**Data shown**
********
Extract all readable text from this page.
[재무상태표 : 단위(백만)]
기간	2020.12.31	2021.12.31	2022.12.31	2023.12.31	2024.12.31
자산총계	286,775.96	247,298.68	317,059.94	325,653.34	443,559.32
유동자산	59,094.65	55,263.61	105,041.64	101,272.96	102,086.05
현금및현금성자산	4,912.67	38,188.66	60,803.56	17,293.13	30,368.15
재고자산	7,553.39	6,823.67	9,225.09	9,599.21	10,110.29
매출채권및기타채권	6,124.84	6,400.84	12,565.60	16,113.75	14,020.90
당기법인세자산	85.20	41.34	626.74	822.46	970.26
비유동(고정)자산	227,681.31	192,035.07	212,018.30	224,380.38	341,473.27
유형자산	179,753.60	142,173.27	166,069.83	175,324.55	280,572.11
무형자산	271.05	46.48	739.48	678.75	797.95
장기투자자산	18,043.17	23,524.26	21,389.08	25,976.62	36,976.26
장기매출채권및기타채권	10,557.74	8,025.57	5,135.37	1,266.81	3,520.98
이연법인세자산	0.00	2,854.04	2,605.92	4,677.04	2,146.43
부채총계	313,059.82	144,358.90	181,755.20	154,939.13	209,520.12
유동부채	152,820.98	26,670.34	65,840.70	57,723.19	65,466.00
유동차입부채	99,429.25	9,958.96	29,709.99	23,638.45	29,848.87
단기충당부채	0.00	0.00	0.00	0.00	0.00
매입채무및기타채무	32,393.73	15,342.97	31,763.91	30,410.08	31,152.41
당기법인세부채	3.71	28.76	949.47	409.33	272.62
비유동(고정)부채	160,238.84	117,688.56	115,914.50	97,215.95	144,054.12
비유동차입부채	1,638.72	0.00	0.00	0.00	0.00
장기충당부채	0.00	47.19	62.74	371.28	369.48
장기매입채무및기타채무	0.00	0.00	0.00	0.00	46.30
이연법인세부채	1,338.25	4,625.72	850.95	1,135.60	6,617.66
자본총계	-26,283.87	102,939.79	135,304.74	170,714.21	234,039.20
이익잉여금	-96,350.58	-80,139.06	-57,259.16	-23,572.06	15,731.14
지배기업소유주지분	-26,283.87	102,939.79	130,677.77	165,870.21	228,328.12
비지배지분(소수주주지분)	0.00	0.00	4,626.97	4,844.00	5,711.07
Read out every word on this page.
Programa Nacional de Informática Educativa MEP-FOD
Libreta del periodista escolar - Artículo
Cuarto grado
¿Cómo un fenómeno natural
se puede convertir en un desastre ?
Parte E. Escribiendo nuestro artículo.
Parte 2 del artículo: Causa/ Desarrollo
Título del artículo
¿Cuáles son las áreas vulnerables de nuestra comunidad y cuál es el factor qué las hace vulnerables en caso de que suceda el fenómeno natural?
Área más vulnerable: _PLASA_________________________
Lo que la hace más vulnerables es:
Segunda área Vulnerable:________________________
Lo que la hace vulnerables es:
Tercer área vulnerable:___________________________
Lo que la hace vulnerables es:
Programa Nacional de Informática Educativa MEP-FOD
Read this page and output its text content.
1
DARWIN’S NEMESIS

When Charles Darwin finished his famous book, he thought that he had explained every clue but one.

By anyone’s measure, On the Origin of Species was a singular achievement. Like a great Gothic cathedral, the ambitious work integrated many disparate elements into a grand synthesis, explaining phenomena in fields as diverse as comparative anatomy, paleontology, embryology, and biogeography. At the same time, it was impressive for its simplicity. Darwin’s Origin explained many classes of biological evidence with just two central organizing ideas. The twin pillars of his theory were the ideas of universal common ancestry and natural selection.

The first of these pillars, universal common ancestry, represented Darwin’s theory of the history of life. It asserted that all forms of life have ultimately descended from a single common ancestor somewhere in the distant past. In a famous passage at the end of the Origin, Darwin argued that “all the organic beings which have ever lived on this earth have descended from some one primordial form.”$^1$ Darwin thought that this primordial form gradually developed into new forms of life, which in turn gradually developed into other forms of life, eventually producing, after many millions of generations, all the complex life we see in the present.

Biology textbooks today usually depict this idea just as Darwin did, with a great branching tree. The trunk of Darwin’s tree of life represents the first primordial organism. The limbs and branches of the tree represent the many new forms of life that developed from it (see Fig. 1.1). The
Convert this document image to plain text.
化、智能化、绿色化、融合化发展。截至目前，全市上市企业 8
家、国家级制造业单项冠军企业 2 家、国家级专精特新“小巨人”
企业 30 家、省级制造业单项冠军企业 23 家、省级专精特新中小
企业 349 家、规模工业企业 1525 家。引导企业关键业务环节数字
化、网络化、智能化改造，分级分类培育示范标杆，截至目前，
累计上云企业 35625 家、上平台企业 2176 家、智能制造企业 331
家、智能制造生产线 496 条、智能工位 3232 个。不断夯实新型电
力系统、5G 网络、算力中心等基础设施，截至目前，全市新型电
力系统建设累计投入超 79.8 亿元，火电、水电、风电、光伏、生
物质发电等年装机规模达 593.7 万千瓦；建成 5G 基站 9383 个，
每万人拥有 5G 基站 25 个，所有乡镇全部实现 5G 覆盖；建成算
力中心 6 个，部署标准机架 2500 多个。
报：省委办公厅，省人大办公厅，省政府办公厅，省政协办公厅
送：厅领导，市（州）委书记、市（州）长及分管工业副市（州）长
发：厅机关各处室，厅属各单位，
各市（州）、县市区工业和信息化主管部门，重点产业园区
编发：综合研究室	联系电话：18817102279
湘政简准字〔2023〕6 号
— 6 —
********
**Directions for this task**
In the entries above, locate every line with the word "page" and copy it.

**Response**
Extract all readable text from this page.
Read out every word on this page.
Read this page and output its text content.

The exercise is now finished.